**Problem requirements**.
From the records, pick out and copy each line containing "JSON".
===== Data supplied
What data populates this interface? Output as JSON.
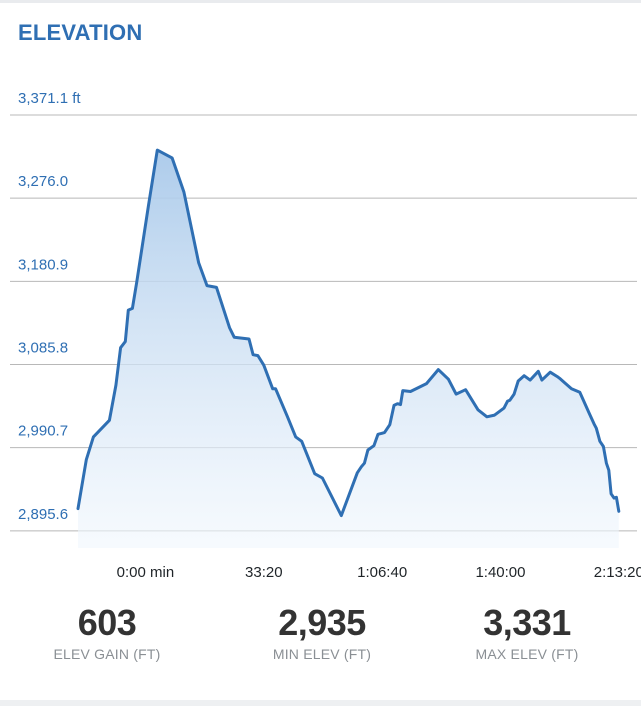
{
  "header": {
    "title": "ELEVATION"
  },
  "chart_data": {
    "type": "area",
    "title": "ELEVATION",
    "y_unit": "ft",
    "y_tick_labels": [
      "3,371.1 ft",
      "3,276.0",
      "3,180.9",
      "3,085.8",
      "2,990.7",
      "2,895.6"
    ],
    "y_ticks": [
      3371.1,
      3276.0,
      3180.9,
      3085.8,
      2990.7,
      2895.6
    ],
    "ylim": [
      2876,
      3371.1
    ],
    "x_tick_labels": [
      "0:00 min",
      "33:20",
      "1:06:40",
      "1:40:00",
      "2:13:20"
    ],
    "x_ticks_seconds": [
      0,
      2000,
      4000,
      6000,
      8000
    ],
    "xlim_seconds": [
      -1140,
      8020
    ],
    "grid": true,
    "colors": {
      "line": "#2f6fb3",
      "fill_top": "#a9c9ea",
      "fill_bottom": "#f1f7fd",
      "grid": "#b8b8b8"
    },
    "series": [
      {
        "x": [
          -1140,
          -1000,
          -880,
          -610,
          -500,
          -420,
          -340,
          -290,
          -220,
          -150,
          50,
          200,
          450,
          650,
          900,
          1040,
          1200,
          1420,
          1500,
          1750,
          1820,
          1900,
          2000,
          2150,
          2200,
          2400,
          2540,
          2640,
          2860,
          2990,
          3310,
          3580,
          3650,
          3700,
          3760,
          3860,
          3930,
          4040,
          4130,
          4200,
          4260,
          4310,
          4350,
          4480,
          4750,
          4950,
          5120,
          5250,
          5410,
          5620,
          5770,
          5900,
          6060,
          6120,
          6160,
          6230,
          6300,
          6400,
          6500,
          6640,
          6700,
          6840,
          6960,
          7000,
          7200,
          7340,
          7500,
          7580,
          7620,
          7680,
          7740,
          7790,
          7830,
          7870,
          7920,
          7960,
          8000
        ],
        "y": [
          2921,
          2977,
          3003,
          3022,
          3062,
          3105,
          3112,
          3148,
          3150,
          3179,
          3267,
          3331,
          3322,
          3283,
          3202,
          3176,
          3174,
          3128,
          3117,
          3115,
          3097,
          3096,
          3085,
          3058,
          3058,
          3026,
          3003,
          2998,
          2961,
          2956,
          2913,
          2962,
          2969,
          2973,
          2988,
          2993,
          3006,
          3008,
          3017,
          3039,
          3041,
          3040,
          3056,
          3055,
          3064,
          3080,
          3069,
          3052,
          3057,
          3034,
          3026,
          3028,
          3036,
          3044,
          3045,
          3052,
          3067,
          3073,
          3068,
          3078,
          3068,
          3077,
          3072,
          3070,
          3058,
          3054,
          3030,
          3018,
          3013,
          2998,
          2992,
          2973,
          2965,
          2938,
          2933,
          2934,
          2918
        ]
      }
    ]
  },
  "stats": [
    {
      "value": "603",
      "label": "ELEV GAIN (FT)"
    },
    {
      "value": "2,935",
      "label": "MIN ELEV (FT)"
    },
    {
      "value": "3,331",
      "label": "MAX ELEV (FT)"
    }
  ]
}
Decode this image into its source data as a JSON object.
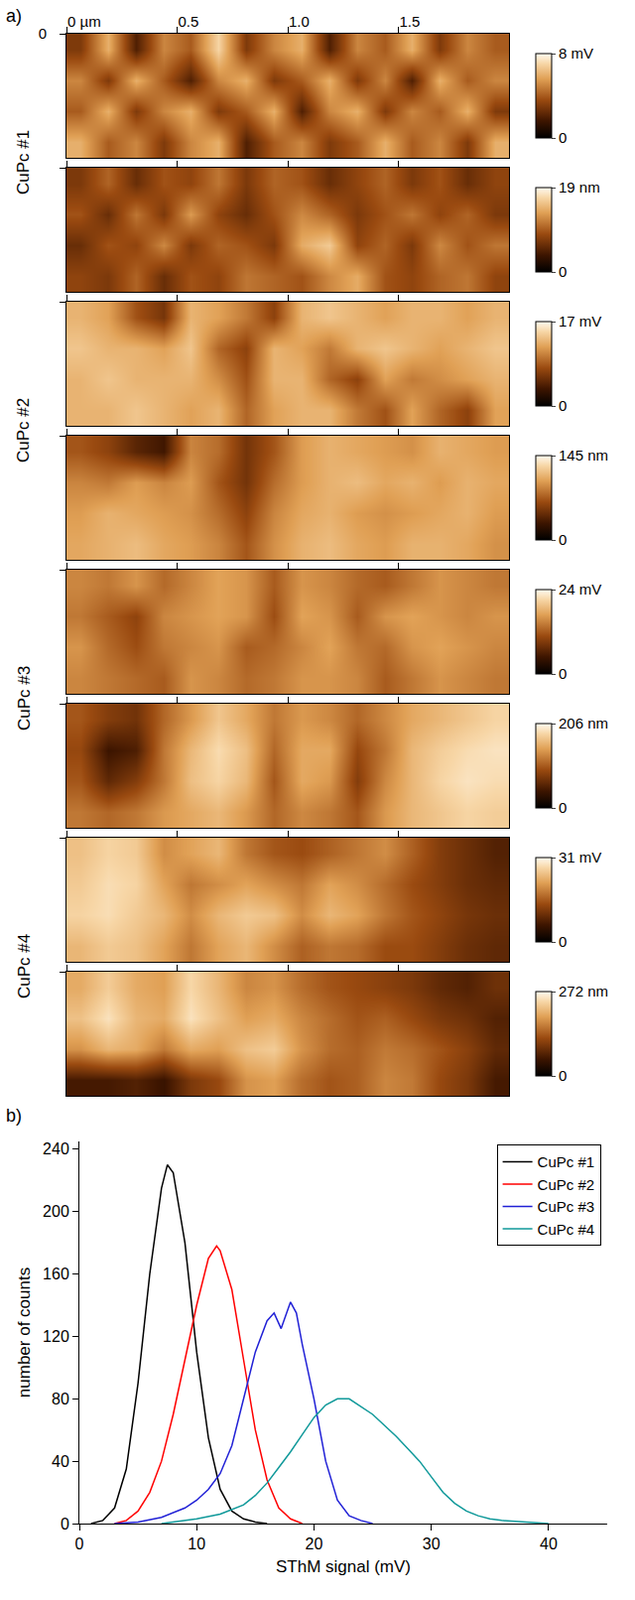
{
  "chart_data": [
    {
      "type": "heatmap",
      "panel": "a)",
      "xlim": [
        0,
        2
      ],
      "ylim": [
        0,
        0.55
      ],
      "xticks": [
        {
          "value": 0,
          "label": "0 µm"
        },
        0.5,
        {
          "value": 1,
          "label": "1.0"
        },
        1.5
      ],
      "yticks": [
        0
      ],
      "samples": [
        {
          "name": "CuPc #1",
          "maps": [
            {
              "zlim": [
                0,
                8
              ],
              "zticks": [
                0,
                {
                  "value": 8,
                  "label": "8 mV"
                }
              ],
              "cells": [
                [
                  3,
                  6,
                  2,
                  5,
                  4,
                  7,
                  3,
                  5,
                  6,
                  2,
                  5,
                  4,
                  6,
                  3,
                  5,
                  4
                ],
                [
                  5,
                  3,
                  6,
                  4,
                  2,
                  5,
                  6,
                  3,
                  4,
                  6,
                  3,
                  5,
                  2,
                  6,
                  4,
                  5
                ],
                [
                  4,
                  6,
                  3,
                  5,
                  6,
                  3,
                  4,
                  6,
                  2,
                  5,
                  6,
                  3,
                  5,
                  4,
                  6,
                  3
                ],
                [
                  6,
                  4,
                  5,
                  3,
                  5,
                  6,
                  2,
                  4,
                  5,
                  3,
                  4,
                  6,
                  4,
                  5,
                  3,
                  6
                ]
              ]
            },
            {
              "zlim": [
                0,
                19
              ],
              "zticks": [
                0,
                {
                  "value": 19,
                  "label": "19 nm"
                }
              ],
              "tick_labels": false,
              "cells": [
                [
                  7,
                  10,
                  6,
                  9,
                  8,
                  11,
                  7,
                  10,
                  9,
                  6,
                  8,
                  10,
                  7,
                  9,
                  6,
                  8
                ],
                [
                  9,
                  6,
                  11,
                  7,
                  13,
                  8,
                  6,
                  9,
                  12,
                  10,
                  7,
                  9,
                  11,
                  8,
                  10,
                  7
                ],
                [
                  6,
                  9,
                  8,
                  12,
                  7,
                  10,
                  9,
                  7,
                  14,
                  16,
                  8,
                  10,
                  7,
                  12,
                  9,
                  11
                ],
                [
                  8,
                  7,
                  10,
                  6,
                  9,
                  8,
                  11,
                  10,
                  9,
                  12,
                  14,
                  9,
                  8,
                  10,
                  11,
                  8
                ]
              ]
            }
          ]
        },
        {
          "name": "CuPc #2",
          "maps": [
            {
              "zlim": [
                0,
                17
              ],
              "zticks": [
                0,
                {
                  "value": 17,
                  "label": "17 mV"
                }
              ],
              "tick_labels": false,
              "cells": [
                [
                  13,
                  12,
                  8,
                  6,
                  13,
                  12,
                  10,
                  7,
                  13,
                  14,
                  13,
                  12,
                  13,
                  13,
                  12,
                  13
                ],
                [
                  14,
                  13,
                  13,
                  12,
                  14,
                  9,
                  7,
                  13,
                  12,
                  10,
                  13,
                  14,
                  13,
                  12,
                  13,
                  14
                ],
                [
                  13,
                  14,
                  13,
                  13,
                  13,
                  11,
                  8,
                  13,
                  13,
                  9,
                  7,
                  12,
                  10,
                  11,
                  12,
                  13
                ],
                [
                  13,
                  13,
                  14,
                  13,
                  12,
                  13,
                  9,
                  12,
                  13,
                  13,
                  10,
                  8,
                  12,
                  9,
                  7,
                  12
                ]
              ]
            },
            {
              "zlim": [
                0,
                145
              ],
              "zticks": [
                0,
                {
                  "value": 145,
                  "label": "145 nm"
                }
              ],
              "tick_labels": false,
              "cells": [
                [
                  70,
                  60,
                  40,
                  30,
                  90,
                  80,
                  50,
                  70,
                  100,
                  110,
                  105,
                  100,
                  95,
                  110,
                  105,
                  100
                ],
                [
                  90,
                  85,
                  100,
                  90,
                  100,
                  70,
                  50,
                  80,
                  100,
                  110,
                  115,
                  105,
                  110,
                  100,
                  110,
                  105
                ],
                [
                  100,
                  110,
                  105,
                  100,
                  95,
                  80,
                  60,
                  90,
                  105,
                  110,
                  100,
                  95,
                  100,
                  105,
                  110,
                  100
                ],
                [
                  105,
                  110,
                  115,
                  105,
                  100,
                  90,
                  70,
                  95,
                  110,
                  115,
                  105,
                  100,
                  110,
                  110,
                  105,
                  95
                ]
              ]
            }
          ]
        },
        {
          "name": "CuPc #3",
          "maps": [
            {
              "zlim": [
                0,
                24
              ],
              "zticks": [
                0,
                {
                  "value": 24,
                  "label": "24 mV"
                }
              ],
              "tick_labels": false,
              "cells": [
                [
                  15,
                  14,
                  16,
                  13,
                  15,
                  17,
                  16,
                  12,
                  16,
                  15,
                  13,
                  12,
                  14,
                  16,
                  15,
                  14
                ],
                [
                  14,
                  12,
                  10,
                  15,
                  16,
                  17,
                  16,
                  11,
                  17,
                  16,
                  12,
                  16,
                  17,
                  16,
                  15,
                  16
                ],
                [
                  16,
                  13,
                  11,
                  14,
                  15,
                  16,
                  12,
                  13,
                  15,
                  17,
                  14,
                  13,
                  16,
                  17,
                  16,
                  15
                ],
                [
                  15,
                  14,
                  13,
                  12,
                  16,
                  15,
                  13,
                  14,
                  16,
                  16,
                  15,
                  12,
                  14,
                  16,
                  15,
                  14
                ]
              ]
            },
            {
              "zlim": [
                0,
                206
              ],
              "zticks": [
                0,
                {
                  "value": 206,
                  "label": "206 nm"
                }
              ],
              "tick_labels": false,
              "cells": [
                [
                  100,
                  80,
                  70,
                  110,
                  140,
                  170,
                  150,
                  120,
                  140,
                  130,
                  110,
                  130,
                  150,
                  160,
                  170,
                  180
                ],
                [
                  90,
                  40,
                  50,
                  120,
                  160,
                  185,
                  165,
                  110,
                  150,
                  150,
                  90,
                  120,
                  160,
                  175,
                  185,
                  190
                ],
                [
                  100,
                  60,
                  80,
                  120,
                  165,
                  180,
                  160,
                  100,
                  150,
                  140,
                  80,
                  130,
                  160,
                  180,
                  190,
                  185
                ],
                [
                  120,
                  110,
                  120,
                  140,
                  150,
                  160,
                  140,
                  110,
                  130,
                  120,
                  100,
                  140,
                  160,
                  170,
                  180,
                  175
                ]
              ]
            }
          ]
        },
        {
          "name": "CuPc #4",
          "maps": [
            {
              "zlim": [
                0,
                31
              ],
              "zticks": [
                0,
                {
                  "value": 31,
                  "label": "31 mV"
                }
              ],
              "tick_labels": false,
              "cells": [
                [
                  25,
                  27,
                  26,
                  20,
                  22,
                  24,
                  18,
                  15,
                  14,
                  16,
                  18,
                  20,
                  16,
                  12,
                  10,
                  8
                ],
                [
                  26,
                  28,
                  27,
                  22,
                  18,
                  20,
                  22,
                  20,
                  18,
                  22,
                  20,
                  17,
                  14,
                  12,
                  10,
                  9
                ],
                [
                  27,
                  28,
                  26,
                  24,
                  20,
                  24,
                  26,
                  25,
                  20,
                  24,
                  22,
                  18,
                  15,
                  13,
                  11,
                  10
                ],
                [
                  24,
                  26,
                  25,
                  22,
                  18,
                  22,
                  24,
                  20,
                  16,
                  18,
                  17,
                  14,
                  14,
                  12,
                  10,
                  9
                ]
              ]
            },
            {
              "zlim": [
                0,
                272
              ],
              "zticks": [
                0,
                {
                  "value": 272,
                  "label": "272 nm"
                }
              ],
              "tick_labels": false,
              "cells": [
                [
                  200,
                  230,
                  200,
                  190,
                  240,
                  210,
                  170,
                  180,
                  150,
                  130,
                  120,
                  110,
                  100,
                  80,
                  70,
                  90
                ],
                [
                  220,
                  250,
                  210,
                  200,
                  250,
                  220,
                  190,
                  200,
                  170,
                  150,
                  130,
                  140,
                  120,
                  100,
                  90,
                  70
                ],
                [
                  180,
                  210,
                  200,
                  160,
                  200,
                  190,
                  220,
                  230,
                  180,
                  150,
                  140,
                  160,
                  150,
                  130,
                  110,
                  80
                ],
                [
                  60,
                  60,
                  70,
                  50,
                  100,
                  120,
                  180,
                  190,
                  150,
                  130,
                  140,
                  170,
                  160,
                  120,
                  100,
                  60
                ]
              ]
            }
          ]
        }
      ]
    },
    {
      "type": "line",
      "panel": "b)",
      "xlabel": "SThM signal (mV)",
      "ylabel": "number of counts",
      "xlim": [
        0,
        45
      ],
      "ylim": [
        0,
        245
      ],
      "xticks": [
        0,
        10,
        20,
        30,
        40
      ],
      "yticks": [
        0,
        40,
        80,
        120,
        160,
        200,
        240
      ],
      "grid": false,
      "legend": "top right",
      "series": [
        {
          "name": "CuPc #1",
          "color": "#000000",
          "x": [
            1,
            2,
            3,
            4,
            5,
            6,
            7,
            7.5,
            8,
            9,
            10,
            11,
            12,
            13,
            14,
            15,
            16
          ],
          "values": [
            0,
            2,
            10,
            35,
            90,
            160,
            215,
            230,
            225,
            180,
            110,
            55,
            22,
            8,
            3,
            1,
            0
          ]
        },
        {
          "name": "CuPc #2",
          "color": "#ff0000",
          "x": [
            3,
            4,
            5,
            6,
            7,
            8,
            9,
            10,
            11,
            11.7,
            12,
            13,
            14,
            15,
            16,
            17,
            18,
            19
          ],
          "values": [
            0,
            2,
            8,
            20,
            40,
            70,
            105,
            140,
            170,
            178,
            175,
            150,
            105,
            60,
            28,
            10,
            3,
            0
          ]
        },
        {
          "name": "CuPc #3",
          "color": "#2121d6",
          "x": [
            3,
            5,
            7,
            9,
            10,
            11,
            12,
            13,
            14,
            15,
            16,
            16.6,
            17.2,
            18,
            18.5,
            19,
            20,
            21,
            22,
            23,
            24,
            25
          ],
          "values": [
            0,
            1,
            4,
            10,
            15,
            22,
            32,
            50,
            80,
            110,
            130,
            135,
            125,
            142,
            135,
            115,
            80,
            40,
            15,
            5,
            2,
            0
          ]
        },
        {
          "name": "CuPc #4",
          "color": "#10999a",
          "x": [
            7,
            10,
            12,
            14,
            15,
            16,
            17,
            18,
            19,
            20,
            21,
            22,
            23,
            24,
            25,
            26,
            27,
            28,
            29,
            30,
            31,
            32,
            33,
            34,
            35,
            36,
            38,
            40
          ],
          "values": [
            0,
            3,
            6,
            12,
            18,
            26,
            36,
            46,
            57,
            68,
            76,
            80,
            80,
            75,
            70,
            63,
            56,
            48,
            40,
            30,
            20,
            13,
            8,
            5,
            3,
            2,
            1,
            0
          ]
        }
      ]
    }
  ]
}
==========
**Answer for the task**.
What data populates this interface? Output as JSON.
Decode this image into its source data as a JSON object.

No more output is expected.